Request:
Write out the data again in full, exactly as it reads.

Exercise materials:
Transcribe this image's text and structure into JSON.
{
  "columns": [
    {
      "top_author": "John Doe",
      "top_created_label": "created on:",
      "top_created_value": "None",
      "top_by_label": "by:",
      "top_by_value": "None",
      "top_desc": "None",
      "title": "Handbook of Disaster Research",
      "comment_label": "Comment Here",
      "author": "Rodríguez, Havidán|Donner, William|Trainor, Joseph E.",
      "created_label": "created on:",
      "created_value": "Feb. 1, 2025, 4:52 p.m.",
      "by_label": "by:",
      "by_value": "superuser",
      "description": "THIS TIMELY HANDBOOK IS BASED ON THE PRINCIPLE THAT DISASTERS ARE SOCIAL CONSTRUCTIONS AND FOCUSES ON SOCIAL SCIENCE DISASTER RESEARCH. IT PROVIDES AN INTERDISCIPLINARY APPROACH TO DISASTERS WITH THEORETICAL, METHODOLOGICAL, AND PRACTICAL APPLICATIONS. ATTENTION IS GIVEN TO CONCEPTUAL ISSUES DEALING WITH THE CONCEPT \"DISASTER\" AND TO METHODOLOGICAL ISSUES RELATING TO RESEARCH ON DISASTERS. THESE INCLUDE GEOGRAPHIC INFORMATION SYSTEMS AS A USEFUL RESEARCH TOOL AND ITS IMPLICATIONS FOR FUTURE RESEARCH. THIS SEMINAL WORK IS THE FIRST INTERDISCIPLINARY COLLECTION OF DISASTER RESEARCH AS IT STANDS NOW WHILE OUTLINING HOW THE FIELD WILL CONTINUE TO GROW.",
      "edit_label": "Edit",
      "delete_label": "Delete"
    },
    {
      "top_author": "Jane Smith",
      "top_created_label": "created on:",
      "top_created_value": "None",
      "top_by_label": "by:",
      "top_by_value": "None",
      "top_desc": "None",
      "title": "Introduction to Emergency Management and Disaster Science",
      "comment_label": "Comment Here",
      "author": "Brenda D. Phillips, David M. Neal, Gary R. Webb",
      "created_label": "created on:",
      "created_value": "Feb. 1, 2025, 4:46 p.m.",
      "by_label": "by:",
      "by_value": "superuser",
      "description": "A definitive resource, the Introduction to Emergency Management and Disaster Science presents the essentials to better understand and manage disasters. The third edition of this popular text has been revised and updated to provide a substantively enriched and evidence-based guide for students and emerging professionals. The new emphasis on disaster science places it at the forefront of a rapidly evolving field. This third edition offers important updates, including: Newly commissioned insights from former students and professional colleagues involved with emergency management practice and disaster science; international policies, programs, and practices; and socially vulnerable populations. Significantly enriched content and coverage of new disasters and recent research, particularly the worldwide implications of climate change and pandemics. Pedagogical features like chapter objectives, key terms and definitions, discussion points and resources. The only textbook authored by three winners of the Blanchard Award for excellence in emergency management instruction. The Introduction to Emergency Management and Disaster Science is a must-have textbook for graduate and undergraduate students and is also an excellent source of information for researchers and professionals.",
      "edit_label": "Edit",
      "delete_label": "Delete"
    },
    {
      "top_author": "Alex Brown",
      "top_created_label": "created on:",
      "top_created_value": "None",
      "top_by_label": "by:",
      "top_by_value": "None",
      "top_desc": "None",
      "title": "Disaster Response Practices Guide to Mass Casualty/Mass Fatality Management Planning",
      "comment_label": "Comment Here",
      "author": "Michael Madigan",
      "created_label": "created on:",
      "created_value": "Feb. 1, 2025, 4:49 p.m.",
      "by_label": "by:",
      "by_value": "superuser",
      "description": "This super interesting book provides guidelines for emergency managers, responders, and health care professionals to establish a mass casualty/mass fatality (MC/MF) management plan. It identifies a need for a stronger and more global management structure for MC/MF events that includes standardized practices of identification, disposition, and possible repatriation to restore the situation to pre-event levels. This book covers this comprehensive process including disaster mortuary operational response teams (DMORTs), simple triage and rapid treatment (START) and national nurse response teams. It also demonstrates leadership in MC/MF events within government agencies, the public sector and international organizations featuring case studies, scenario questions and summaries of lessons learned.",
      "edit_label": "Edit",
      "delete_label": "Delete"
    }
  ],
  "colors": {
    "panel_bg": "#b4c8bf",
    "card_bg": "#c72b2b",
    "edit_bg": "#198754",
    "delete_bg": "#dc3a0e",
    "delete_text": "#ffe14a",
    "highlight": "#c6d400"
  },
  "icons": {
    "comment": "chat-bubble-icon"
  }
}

Problem solution:
Transcribe this image's text and structure into JSON.
{
  "columns": [
    {
      "top_author": "John Doe",
      "top_created_label": "created on:",
      "top_created_value": "None",
      "top_by_label": "by:",
      "top_by_value": "None",
      "top_desc": "None",
      "title": "Handbook of Disaster Research",
      "comment_label": "Comment Here",
      "author": "Rodríguez, Havidán|Donner, William|Trainor, Joseph E.",
      "created_label": "created on:",
      "created_value": "Feb. 1, 2025, 4:52 p.m.",
      "by_label": "by:",
      "by_value": "superuser",
      "description": "THIS TIMELY HANDBOOK IS BASED ON THE PRINCIPLE THAT DISASTERS ARE SOCIAL CONSTRUCTIONS AND FOCUSES ON SOCIAL SCIENCE DISASTER RESEARCH. IT PROVIDES AN INTERDISCIPLINARY APPROACH TO DISASTERS WITH THEORETICAL, METHODOLOGICAL, AND PRACTICAL APPLICATIONS. ATTENTION IS GIVEN TO CONCEPTUAL ISSUES DEALING WITH THE CONCEPT \"DISASTER\" AND TO METHODOLOGICAL ISSUES RELATING TO RESEARCH ON DISASTERS. THESE INCLUDE GEOGRAPHIC INFORMATION SYSTEMS AS A USEFUL RESEARCH TOOL AND ITS IMPLICATIONS FOR FUTURE RESEARCH. THIS SEMINAL WORK IS THE FIRST INTERDISCIPLINARY COLLECTION OF DISASTER RESEARCH AS IT STANDS NOW WHILE OUTLINING HOW THE FIELD WILL CONTINUE TO GROW.",
      "edit_label": "Edit",
      "delete_label": "Delete"
    },
    {
      "top_author": "Jane Smith",
      "top_created_label": "created on:",
      "top_created_value": "None",
      "top_by_label": "by:",
      "top_by_value": "None",
      "top_desc": "None",
      "title": "Introduction to Emergency Management and Disaster Science",
      "comment_label": "Comment Here",
      "author": "Brenda D. Phillips, David M. Neal, Gary R. Webb",
      "created_label": "created on:",
      "created_value": "Feb. 1, 2025, 4:46 p.m.",
      "by_label": "by:",
      "by_value": "superuser",
      "description": "A definitive resource, the Introduction to Emergency Management and Disaster Science presents the essentials to better understand and manage disasters. The third edition of this popular text has been revised and updated to provide a substantively enriched and evidence-based guide for students and emerging professionals. The new emphasis on disaster science places it at the forefront of a rapidly evolving field. This third edition offers important updates, including: Newly commissioned insights from former students and professional colleagues involved with emergency management practice and disaster science; international policies, programs, and practices; and socially vulnerable populations. Significantly enriched content and coverage of new disasters and recent research, particularly the worldwide implications of climate change and pandemics. Pedagogical features like chapter objectives, key terms and definitions, discussion points and resources. The only textbook authored by three winners of the Blanchard Award for excellence in emergency management instruction. The Introduction to Emergency Management and Disaster Science is a must-have textbook for graduate and undergraduate students and is also an excellent source of information for researchers and professionals.",
      "edit_label": "Edit",
      "delete_label": "Delete"
    },
    {
      "top_author": "Alex Brown",
      "top_created_label": "created on:",
      "top_created_value": "None",
      "top_by_label": "by:",
      "top_by_value": "None",
      "top_desc": "None",
      "title": "Disaster Response Practices Guide to Mass Casualty/Mass Fatality Management Planning",
      "comment_label": "Comment Here",
      "author": "Michael Madigan",
      "created_label": "created on:",
      "created_value": "Feb. 1, 2025, 4:49 p.m.",
      "by_label": "by:",
      "by_value": "superuser",
      "description": "This super interesting book provides guidelines for emergency managers, responders, and health care professionals to establish a mass casualty/mass fatality (MC/MF) management plan. It identifies a need for a stronger and more global management structure for MC/MF events that includes standardized practices of identification, disposition, and possible repatriation to restore the situation to pre-event levels. This book covers this comprehensive process including disaster mortuary operational response teams (DMORTs), simple triage and rapid treatment (START) and national nurse response teams. It also demonstrates leadership in MC/MF events within government agencies, the public sector and international organizations featuring case studies, scenario questions and summaries of lessons learned.",
      "edit_label": "Edit",
      "delete_label": "Delete"
    }
  ],
  "colors": {
    "panel_bg": "#b4c8bf",
    "card_bg": "#c72b2b",
    "edit_bg": "#198754",
    "delete_bg": "#dc3a0e",
    "delete_text": "#ffe14a",
    "highlight": "#c6d400"
  },
  "icons": {
    "comment": "chat-bubble-icon"
  }
}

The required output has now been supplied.